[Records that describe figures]
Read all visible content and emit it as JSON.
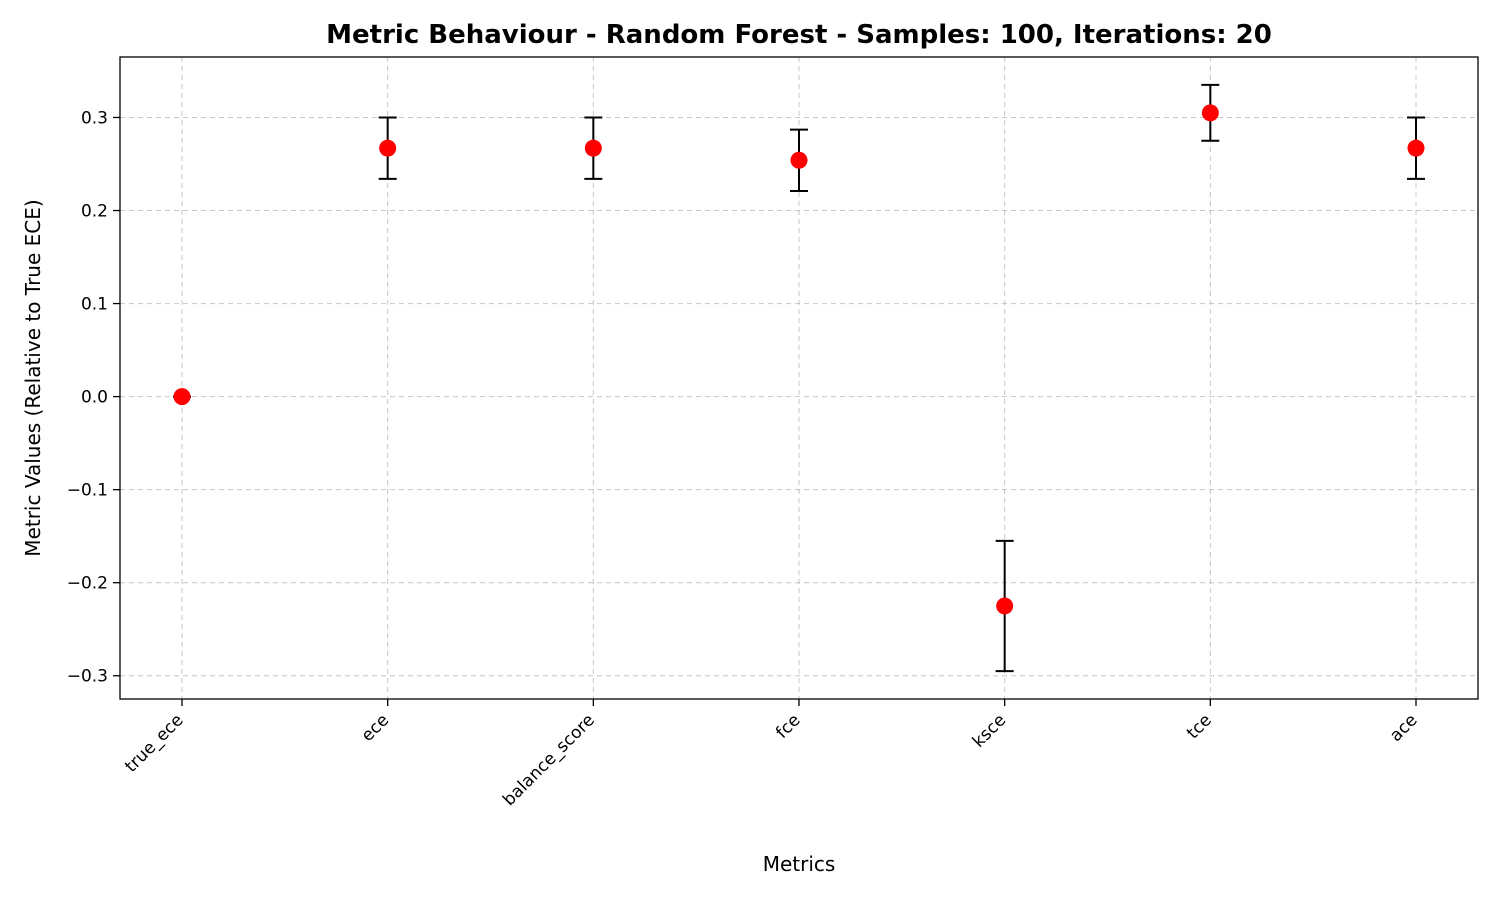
{
  "chart_data": {
    "type": "scatter",
    "title": "Metric Behaviour - Random Forest - Samples: 100, Iterations: 20",
    "xlabel": "Metrics",
    "ylabel": "Metric Values (Relative to True ECE)",
    "categories": [
      "true_ece",
      "ece",
      "balance_score",
      "fce",
      "ksce",
      "tce",
      "ace"
    ],
    "values": [
      0.0,
      0.267,
      0.267,
      0.254,
      -0.225,
      0.305,
      0.267
    ],
    "error": [
      0.0,
      0.033,
      0.033,
      0.033,
      0.07,
      0.03,
      0.033
    ],
    "ylim": [
      -0.325,
      0.365
    ],
    "yticks": [
      -0.3,
      -0.2,
      -0.1,
      0.0,
      0.1,
      0.2,
      0.3
    ],
    "ytick_labels": [
      "−0.3",
      "−0.2",
      "−0.1",
      "0.0",
      "0.1",
      "0.2",
      "0.3"
    ],
    "grid": true,
    "marker_color": "#ff0000",
    "errorbar_color": "#000000"
  }
}
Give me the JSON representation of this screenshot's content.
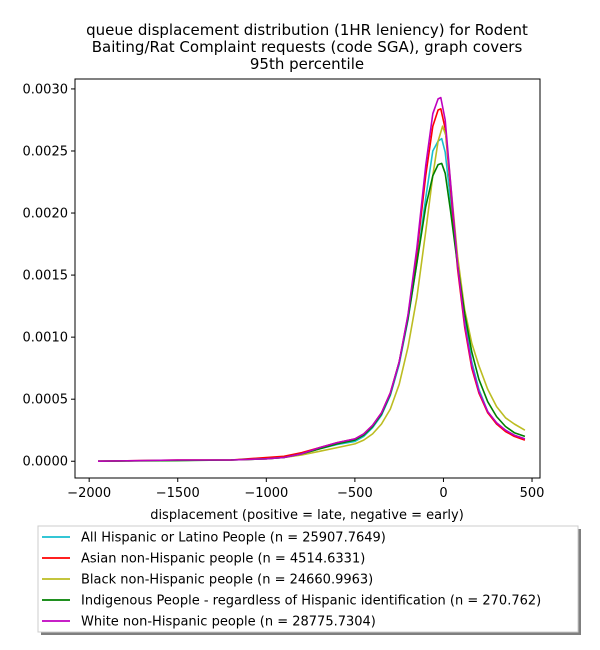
{
  "chart_data": {
    "type": "line",
    "title_lines": [
      "queue displacement distribution (1HR leniency) for Rodent",
      "Baiting/Rat Complaint  requests (code SGA), graph covers",
      "95th percentile"
    ],
    "xlabel": "displacement (positive = late, negative = early)",
    "ylabel": "",
    "xlim": [
      -2080,
      545
    ],
    "ylim": [
      -0.000135,
      0.00308
    ],
    "x_ticks": [
      -2000,
      -1500,
      -1000,
      -500,
      0,
      500
    ],
    "x_tick_labels": [
      "−2000",
      "−1500",
      "−1000",
      "−500",
      "0",
      "500"
    ],
    "y_ticks": [
      0,
      0.0005,
      0.001,
      0.0015,
      0.002,
      0.0025,
      0.003
    ],
    "y_tick_labels": [
      "0.0000",
      "0.0005",
      "0.0010",
      "0.0015",
      "0.0020",
      "0.0025",
      "0.0030"
    ],
    "grid": false,
    "legend_placement": "below-chart",
    "series": [
      {
        "name": "All Hispanic or Latino People (n = 25907.7649)",
        "color": "#17becf",
        "points": [
          [
            -1950,
            0
          ],
          [
            -1500,
            8e-06
          ],
          [
            -1200,
            1e-05
          ],
          [
            -1000,
            2e-05
          ],
          [
            -900,
            3e-05
          ],
          [
            -800,
            6e-05
          ],
          [
            -700,
            0.0001
          ],
          [
            -600,
            0.000135
          ],
          [
            -500,
            0.00016
          ],
          [
            -450,
            0.0002
          ],
          [
            -400,
            0.00027
          ],
          [
            -350,
            0.00037
          ],
          [
            -300,
            0.00053
          ],
          [
            -250,
            0.00078
          ],
          [
            -200,
            0.00114
          ],
          [
            -150,
            0.0016
          ],
          [
            -100,
            0.00212
          ],
          [
            -60,
            0.0025
          ],
          [
            -30,
            0.00258
          ],
          [
            -10,
            0.0026
          ],
          [
            10,
            0.00249
          ],
          [
            40,
            0.0021
          ],
          [
            80,
            0.0016
          ],
          [
            120,
            0.00115
          ],
          [
            160,
            0.0008
          ],
          [
            200,
            0.00058
          ],
          [
            250,
            0.0004
          ],
          [
            300,
            0.0003
          ],
          [
            350,
            0.00025
          ],
          [
            400,
            0.00021
          ],
          [
            460,
            0.00018
          ]
        ]
      },
      {
        "name": "Asian non-Hispanic people (n = 4514.6331)",
        "color": "#ff0000",
        "points": [
          [
            -1950,
            0
          ],
          [
            -1500,
            1e-05
          ],
          [
            -1200,
            1e-05
          ],
          [
            -1000,
            3e-05
          ],
          [
            -900,
            4e-05
          ],
          [
            -800,
            7e-05
          ],
          [
            -700,
            0.00011
          ],
          [
            -600,
            0.00015
          ],
          [
            -500,
            0.00018
          ],
          [
            -450,
            0.00022
          ],
          [
            -400,
            0.00029
          ],
          [
            -350,
            0.00039
          ],
          [
            -300,
            0.00055
          ],
          [
            -250,
            0.0008
          ],
          [
            -200,
            0.00117
          ],
          [
            -150,
            0.00168
          ],
          [
            -100,
            0.0023
          ],
          [
            -60,
            0.0027
          ],
          [
            -30,
            0.00283
          ],
          [
            -15,
            0.00284
          ],
          [
            10,
            0.00268
          ],
          [
            40,
            0.0022
          ],
          [
            80,
            0.00155
          ],
          [
            120,
            0.00108
          ],
          [
            160,
            0.00075
          ],
          [
            200,
            0.00055
          ],
          [
            250,
            0.00039
          ],
          [
            300,
            0.0003
          ],
          [
            350,
            0.00024
          ],
          [
            400,
            0.0002
          ],
          [
            460,
            0.00017
          ]
        ]
      },
      {
        "name": "Black non-Hispanic people (n = 24660.9963)",
        "color": "#bcbd22",
        "points": [
          [
            -1950,
            0
          ],
          [
            -1500,
            8e-06
          ],
          [
            -1200,
            1e-05
          ],
          [
            -1000,
            2e-05
          ],
          [
            -900,
            3e-05
          ],
          [
            -800,
            5e-05
          ],
          [
            -700,
            8e-05
          ],
          [
            -600,
            0.00011
          ],
          [
            -500,
            0.00014
          ],
          [
            -450,
            0.00017
          ],
          [
            -400,
            0.00022
          ],
          [
            -350,
            0.0003
          ],
          [
            -300,
            0.00042
          ],
          [
            -250,
            0.00062
          ],
          [
            -200,
            0.00092
          ],
          [
            -150,
            0.00132
          ],
          [
            -100,
            0.00185
          ],
          [
            -60,
            0.0023
          ],
          [
            -30,
            0.00258
          ],
          [
            -5,
            0.0027
          ],
          [
            15,
            0.00262
          ],
          [
            40,
            0.00225
          ],
          [
            80,
            0.00165
          ],
          [
            120,
            0.00122
          ],
          [
            160,
            0.00095
          ],
          [
            200,
            0.00077
          ],
          [
            250,
            0.00058
          ],
          [
            300,
            0.00044
          ],
          [
            350,
            0.00035
          ],
          [
            400,
            0.0003
          ],
          [
            460,
            0.00025
          ]
        ]
      },
      {
        "name": "Indigenous People - regardless of Hispanic identification (n = 270.762)",
        "color": "#008000",
        "points": [
          [
            -1950,
            0
          ],
          [
            -1500,
            5e-06
          ],
          [
            -1200,
            1e-05
          ],
          [
            -1000,
            2e-05
          ],
          [
            -900,
            3e-05
          ],
          [
            -800,
            6e-05
          ],
          [
            -700,
            0.0001
          ],
          [
            -600,
            0.00014
          ],
          [
            -500,
            0.00017
          ],
          [
            -450,
            0.00021
          ],
          [
            -400,
            0.00028
          ],
          [
            -350,
            0.00038
          ],
          [
            -300,
            0.00054
          ],
          [
            -250,
            0.0008
          ],
          [
            -200,
            0.00115
          ],
          [
            -150,
            0.0016
          ],
          [
            -100,
            0.00205
          ],
          [
            -60,
            0.0023
          ],
          [
            -30,
            0.00239
          ],
          [
            -10,
            0.0024
          ],
          [
            10,
            0.00232
          ],
          [
            40,
            0.00202
          ],
          [
            80,
            0.00158
          ],
          [
            120,
            0.00119
          ],
          [
            160,
            0.00088
          ],
          [
            200,
            0.00066
          ],
          [
            250,
            0.00048
          ],
          [
            300,
            0.00036
          ],
          [
            350,
            0.00028
          ],
          [
            400,
            0.00023
          ],
          [
            460,
            0.0002
          ]
        ]
      },
      {
        "name": "White non-Hispanic people (n = 28775.7304)",
        "color": "#bf00bf",
        "points": [
          [
            -1950,
            0
          ],
          [
            -1500,
            1e-05
          ],
          [
            -1200,
            1e-05
          ],
          [
            -1000,
            2e-05
          ],
          [
            -900,
            3e-05
          ],
          [
            -800,
            6e-05
          ],
          [
            -700,
            0.00011
          ],
          [
            -600,
            0.00015
          ],
          [
            -500,
            0.00018
          ],
          [
            -450,
            0.00022
          ],
          [
            -400,
            0.00029
          ],
          [
            -350,
            0.00039
          ],
          [
            -300,
            0.00055
          ],
          [
            -250,
            0.0008
          ],
          [
            -200,
            0.00118
          ],
          [
            -150,
            0.00172
          ],
          [
            -100,
            0.00238
          ],
          [
            -60,
            0.0028
          ],
          [
            -30,
            0.00292
          ],
          [
            -15,
            0.00293
          ],
          [
            10,
            0.00275
          ],
          [
            40,
            0.00225
          ],
          [
            80,
            0.00158
          ],
          [
            120,
            0.0011
          ],
          [
            160,
            0.00077
          ],
          [
            200,
            0.00056
          ],
          [
            250,
            0.0004
          ],
          [
            300,
            0.00031
          ],
          [
            350,
            0.00025
          ],
          [
            400,
            0.00021
          ],
          [
            460,
            0.00018
          ]
        ]
      }
    ]
  }
}
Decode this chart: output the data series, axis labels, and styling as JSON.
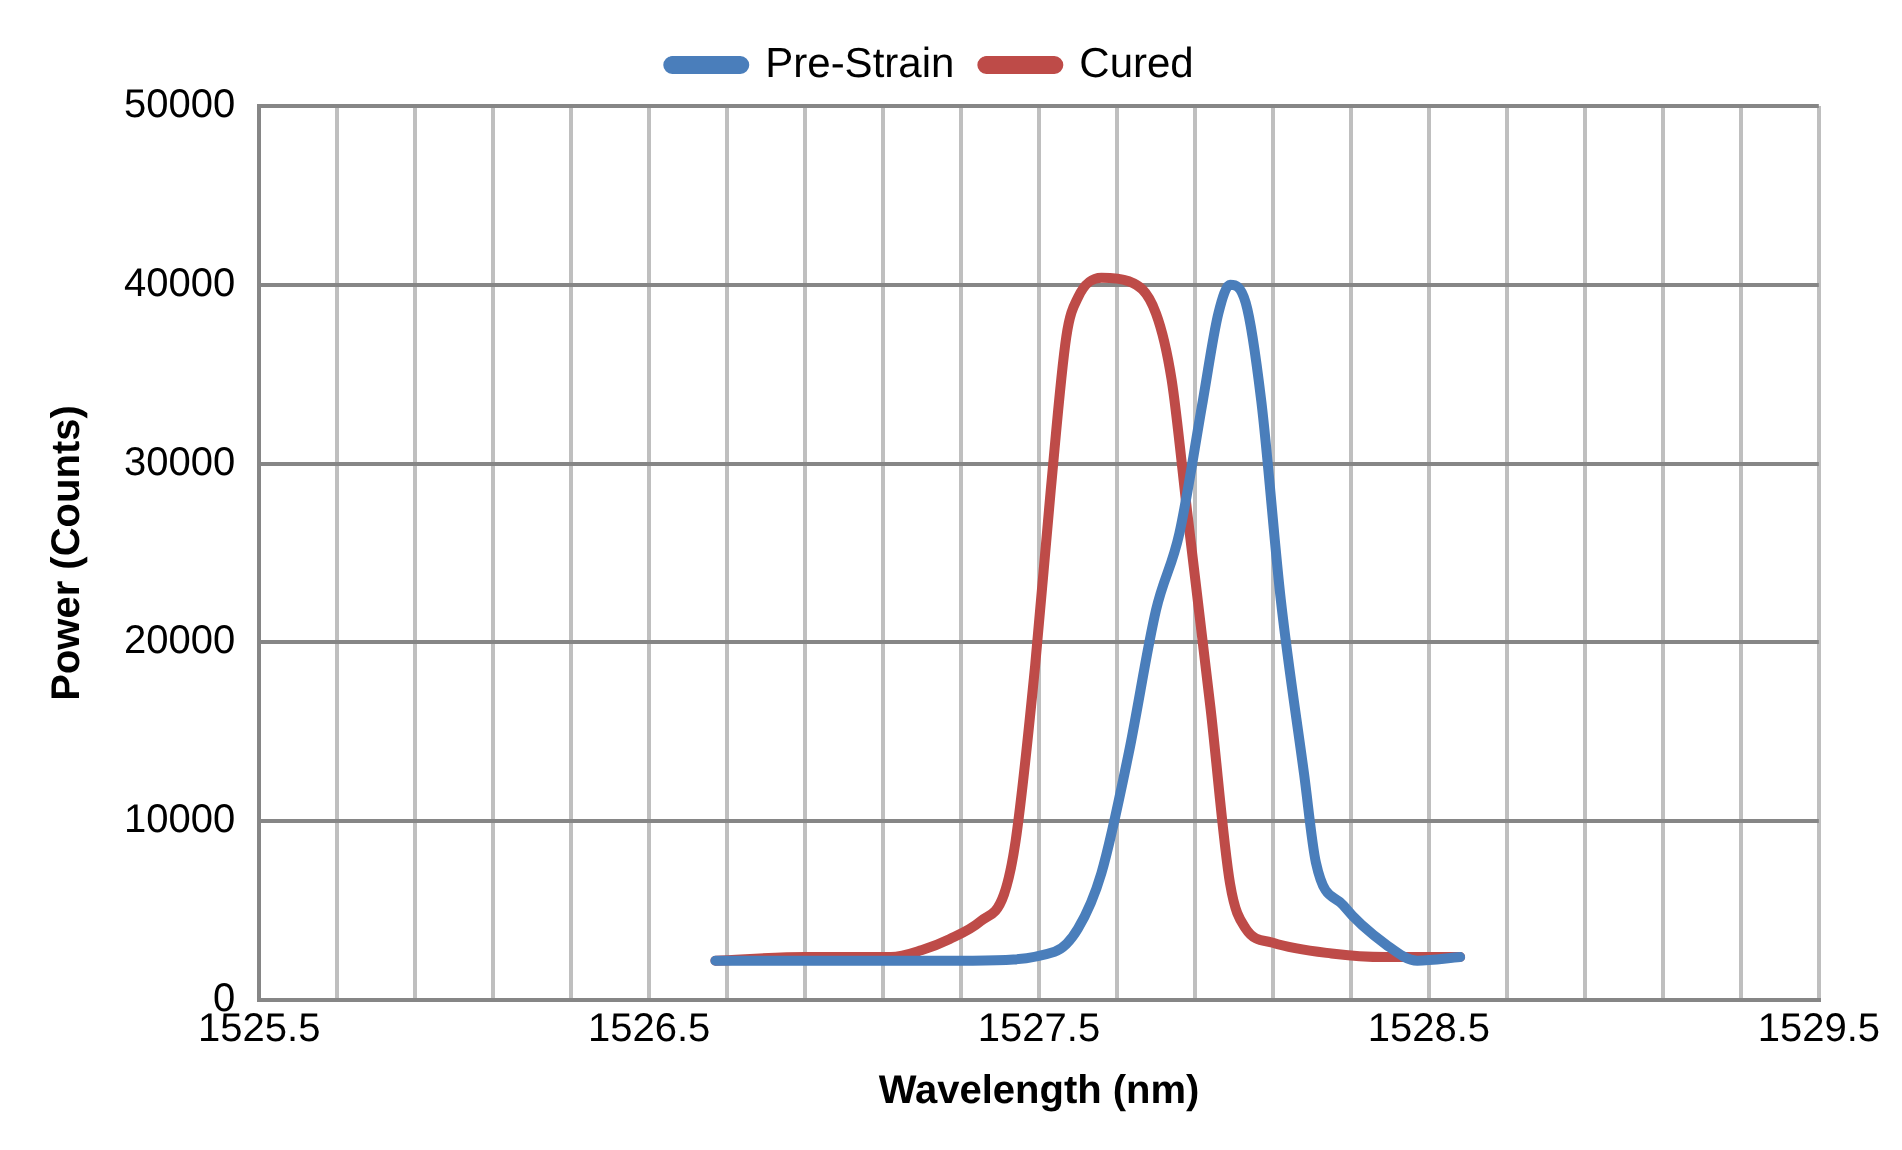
{
  "chart_data": {
    "type": "line",
    "xlabel": "Wavelength (nm)",
    "ylabel": "Power (Counts)",
    "xlim": [
      1525.5,
      1529.5
    ],
    "xticks": [
      1525.5,
      {
        "value": 1525.7,
        "label": null
      },
      {
        "value": 1525.9,
        "label": null
      },
      {
        "value": 1526.1,
        "label": null
      },
      {
        "value": 1526.3,
        "label": null
      },
      1526.5,
      {
        "value": 1526.7,
        "label": null
      },
      {
        "value": 1526.9,
        "label": null
      },
      {
        "value": 1527.1,
        "label": null
      },
      {
        "value": 1527.3,
        "label": null
      },
      1527.5,
      {
        "value": 1527.7,
        "label": null
      },
      {
        "value": 1527.9,
        "label": null
      },
      {
        "value": 1528.1,
        "label": null
      },
      {
        "value": 1528.3,
        "label": null
      },
      1528.5,
      {
        "value": 1528.7,
        "label": null
      },
      {
        "value": 1528.9,
        "label": null
      },
      {
        "value": 1529.1,
        "label": null
      },
      {
        "value": 1529.3,
        "label": null
      },
      1529.5
    ],
    "ylim": [
      0,
      50000
    ],
    "yticks": [
      0,
      10000,
      20000,
      30000,
      40000,
      50000
    ],
    "grid": true,
    "legend": "top",
    "marker": "none",
    "line_style": "solid",
    "series": [
      {
        "name": "Pre-Strain",
        "color": "#4a7ebb",
        "x": [
          1526.67,
          1527.07,
          1527.33,
          1527.54,
          1527.6,
          1527.66,
          1527.73,
          1527.8,
          1527.86,
          1527.92,
          1527.96,
          1527.99,
          1528.03,
          1528.07,
          1528.12,
          1528.18,
          1528.21,
          1528.28,
          1528.39,
          1528.47,
          1528.58
        ],
        "values": [
          2200,
          2200,
          2200,
          2700,
          4000,
          7100,
          13800,
          21800,
          26100,
          33500,
          38400,
          40000,
          39000,
          33500,
          22400,
          12600,
          7700,
          5300,
          3100,
          2200,
          2400
        ]
      },
      {
        "name": "Cured",
        "color": "#be4b48",
        "x": [
          1526.67,
          1526.9,
          1527.12,
          1527.2,
          1527.27,
          1527.35,
          1527.41,
          1527.44,
          1527.49,
          1527.53,
          1527.57,
          1527.6,
          1527.66,
          1527.73,
          1527.8,
          1527.84,
          1527.88,
          1527.94,
          1527.99,
          1528.03,
          1528.1,
          1528.25,
          1528.39,
          1528.58
        ],
        "values": [
          2200,
          2400,
          2400,
          2800,
          3400,
          4400,
          5900,
          8900,
          18700,
          28500,
          37100,
          39300,
          40400,
          40200,
          38400,
          34700,
          27300,
          16300,
          6500,
          4000,
          3200,
          2600,
          2400,
          2400
        ]
      }
    ]
  }
}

### EXERCISE DIRECTIONS
State how many lines of the records hold the string "name", and nothing else.

### ANSWER
7